The entries below are to be repeated exactly as they stand.

Part of a data file:
..............................

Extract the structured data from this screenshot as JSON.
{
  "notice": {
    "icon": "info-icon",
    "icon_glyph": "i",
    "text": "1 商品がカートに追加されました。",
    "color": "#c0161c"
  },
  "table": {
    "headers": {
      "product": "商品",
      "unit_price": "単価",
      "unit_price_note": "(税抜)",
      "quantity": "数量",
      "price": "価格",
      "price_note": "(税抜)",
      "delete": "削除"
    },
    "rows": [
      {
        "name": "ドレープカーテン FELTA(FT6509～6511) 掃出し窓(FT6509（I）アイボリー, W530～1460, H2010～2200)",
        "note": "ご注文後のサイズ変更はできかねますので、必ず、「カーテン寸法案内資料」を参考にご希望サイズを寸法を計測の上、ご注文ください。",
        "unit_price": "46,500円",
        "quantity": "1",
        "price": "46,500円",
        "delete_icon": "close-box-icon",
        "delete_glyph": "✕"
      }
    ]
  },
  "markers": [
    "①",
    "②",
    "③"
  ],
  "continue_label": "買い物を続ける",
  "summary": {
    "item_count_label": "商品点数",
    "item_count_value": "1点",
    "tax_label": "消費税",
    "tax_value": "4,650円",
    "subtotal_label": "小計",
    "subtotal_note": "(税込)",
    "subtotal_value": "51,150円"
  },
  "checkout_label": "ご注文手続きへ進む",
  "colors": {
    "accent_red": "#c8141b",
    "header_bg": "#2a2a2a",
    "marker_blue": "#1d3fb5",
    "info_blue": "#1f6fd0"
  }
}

..............................

* _RESPONSE BELOW_
Extract the structured data from this screenshot as JSON.
{
  "notice": {
    "icon": "info-icon",
    "icon_glyph": "i",
    "text": "1 商品がカートに追加されました。",
    "color": "#c0161c"
  },
  "table": {
    "headers": {
      "product": "商品",
      "unit_price": "単価",
      "unit_price_note": "(税抜)",
      "quantity": "数量",
      "price": "価格",
      "price_note": "(税抜)",
      "delete": "削除"
    },
    "rows": [
      {
        "name": "ドレープカーテン FELTA(FT6509～6511) 掃出し窓(FT6509（I）アイボリー, W530～1460, H2010～2200)",
        "note": "ご注文後のサイズ変更はできかねますので、必ず、「カーテン寸法案内資料」を参考にご希望サイズを寸法を計測の上、ご注文ください。",
        "unit_price": "46,500円",
        "quantity": "1",
        "price": "46,500円",
        "delete_icon": "close-box-icon",
        "delete_glyph": "✕"
      }
    ]
  },
  "markers": [
    "①",
    "②",
    "③"
  ],
  "continue_label": "買い物を続ける",
  "summary": {
    "item_count_label": "商品点数",
    "item_count_value": "1点",
    "tax_label": "消費税",
    "tax_value": "4,650円",
    "subtotal_label": "小計",
    "subtotal_note": "(税込)",
    "subtotal_value": "51,150円"
  },
  "checkout_label": "ご注文手続きへ進む",
  "colors": {
    "accent_red": "#c8141b",
    "header_bg": "#2a2a2a",
    "marker_blue": "#1d3fb5",
    "info_blue": "#1f6fd0"
  }
}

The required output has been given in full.